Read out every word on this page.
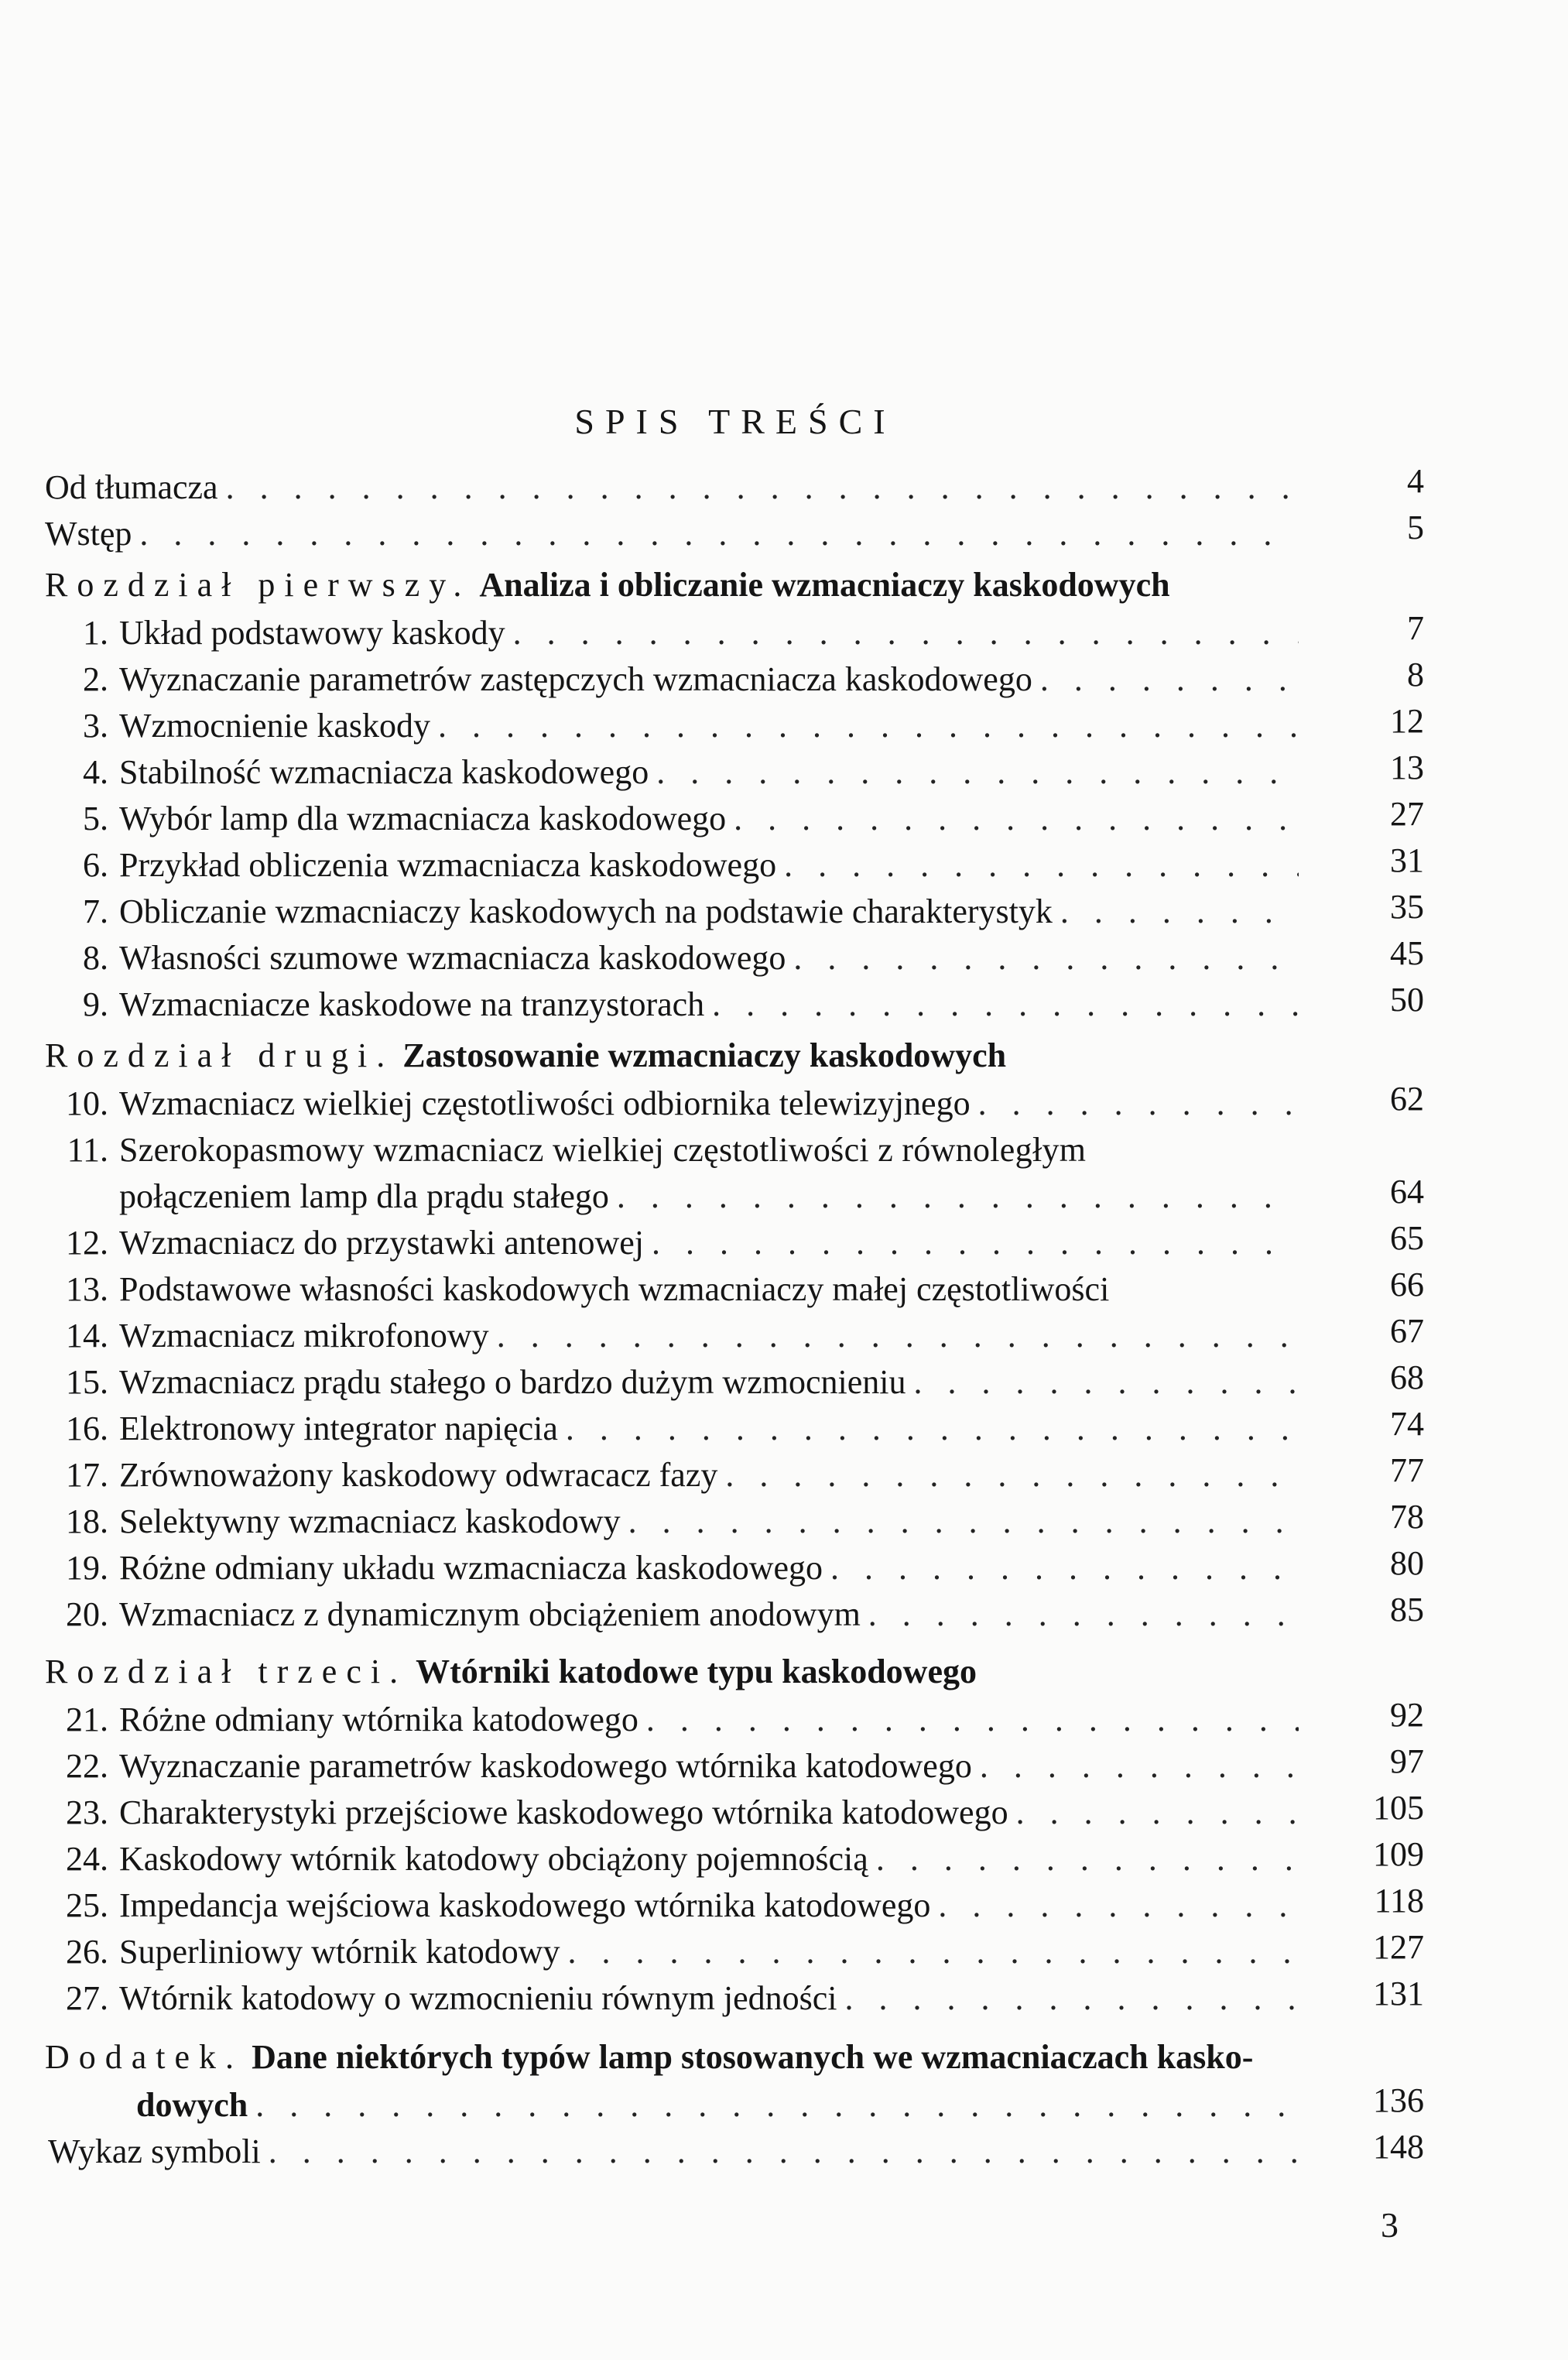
SPIS TREŚCI
Od tłumacza . . .	4
Wstęp . . .	5
Rozdział pierwszy. Analiza i obliczanie wzmacniaczy kaskodowych
1. Układ podstawowy kaskody . . .	7
2. Wyznaczanie parametrów zastępczych wzmacniacza kaskodowego . . .	8
3. Wzmocnienie kaskody . . .	12
4. Stabilność wzmacniacza kaskodowego . . .	13
5. Wybór lamp dla wzmacniacza kaskodowego . . .	27
6. Przykład obliczenia wzmacniacza kaskodowego . . .	31
7. Obliczanie wzmacniaczy kaskodowych na podstawie charakterystyk . . .	35
8. Własności szumowe wzmacniacza kaskodowego . . .	45
9. Wzmacniacze kaskodowe na tranzystorach . . .	50
Rozdział drugi. Zastosowanie wzmacniaczy kaskodowych
10. Wzmacniacz wielkiej częstotliwości odbiornika telewizyjnego . . .	62
11. Szerokopasmowy wzmacniacz wielkiej częstotliwości z równoległym
połączeniem lamp dla prądu stałego . . .	64
12. Wzmacniacz do przystawki antenowej . . .	65
13. Podstawowe własności kaskodowych wzmacniaczy małej częstotliwości	66
14. Wzmacniacz mikrofonowy . . .	67
15. Wzmacniacz prądu stałego o bardzo dużym wzmocnieniu . . .	68
16. Elektronowy integrator napięcia . . .	74
17. Zrównoważony kaskodowy odwracacz fazy . . .	77
18. Selektywny wzmacniacz kaskodowy . . .	78
19. Różne odmiany układu wzmacniacza kaskodowego . . .	80
20. Wzmacniacz z dynamicznym obciążeniem anodowym . . .	85
Rozdział trzeci. Wtórniki katodowe typu kaskodowego
21. Różne odmiany wtórnika katodowego . . .	92
22. Wyznaczanie parametrów kaskodowego wtórnika katodowego . . .	97
23. Charakterystyki przejściowe kaskodowego wtórnika katodowego . . .	105
24. Kaskodowy wtórnik katodowy obciążony pojemnością . . .	109
25. Impedancja wejściowa kaskodowego wtórnika katodowego . . .	118
26. Superliniowy wtórnik katodowy . . .	127
27. Wtórnik katodowy o wzmocnieniu równym jedności . . .	131
Dodatek. Dane niektórych typów lamp stosowanych we wzmacniaczach kasko-
dowych . . .	136
Wykaz symboli . . .	148
3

Written request → Every record above must be given again exactly; drop the pictures.

Task solution →
Read out every word on this page.
SPIS TREŚCI
Od tłumacza . . .	4
Wstęp . . .	5
Rozdział pierwszy. Analiza i obliczanie wzmacniaczy kaskodowych
1. Układ podstawowy kaskody . . .	7
2. Wyznaczanie parametrów zastępczych wzmacniacza kaskodowego . . .	8
3. Wzmocnienie kaskody . . .	12
4. Stabilność wzmacniacza kaskodowego . . .	13
5. Wybór lamp dla wzmacniacza kaskodowego . . .	27
6. Przykład obliczenia wzmacniacza kaskodowego . . .	31
7. Obliczanie wzmacniaczy kaskodowych na podstawie charakterystyk . . .	35
8. Własności szumowe wzmacniacza kaskodowego . . .	45
9. Wzmacniacze kaskodowe na tranzystorach . . .	50
Rozdział drugi. Zastosowanie wzmacniaczy kaskodowych
10. Wzmacniacz wielkiej częstotliwości odbiornika telewizyjnego . . .	62
11. Szerokopasmowy wzmacniacz wielkiej częstotliwości z równoległym
połączeniem lamp dla prądu stałego . . .	64
12. Wzmacniacz do przystawki antenowej . . .	65
13. Podstawowe własności kaskodowych wzmacniaczy małej częstotliwości	66
14. Wzmacniacz mikrofonowy . . .	67
15. Wzmacniacz prądu stałego o bardzo dużym wzmocnieniu . . .	68
16. Elektronowy integrator napięcia . . .	74
17. Zrównoważony kaskodowy odwracacz fazy . . .	77
18. Selektywny wzmacniacz kaskodowy . . .	78
19. Różne odmiany układu wzmacniacza kaskodowego . . .	80
20. Wzmacniacz z dynamicznym obciążeniem anodowym . . .	85
Rozdział trzeci. Wtórniki katodowe typu kaskodowego
21. Różne odmiany wtórnika katodowego . . .	92
22. Wyznaczanie parametrów kaskodowego wtórnika katodowego . . .	97
23. Charakterystyki przejściowe kaskodowego wtórnika katodowego . . .	105
24. Kaskodowy wtórnik katodowy obciążony pojemnością . . .	109
25. Impedancja wejściowa kaskodowego wtórnika katodowego . . .	118
26. Superliniowy wtórnik katodowy . . .	127
27. Wtórnik katodowy o wzmocnieniu równym jedności . . .	131
Dodatek. Dane niektórych typów lamp stosowanych we wzmacniaczach kasko-
dowych . . .	136
Wykaz symboli . . .	148
3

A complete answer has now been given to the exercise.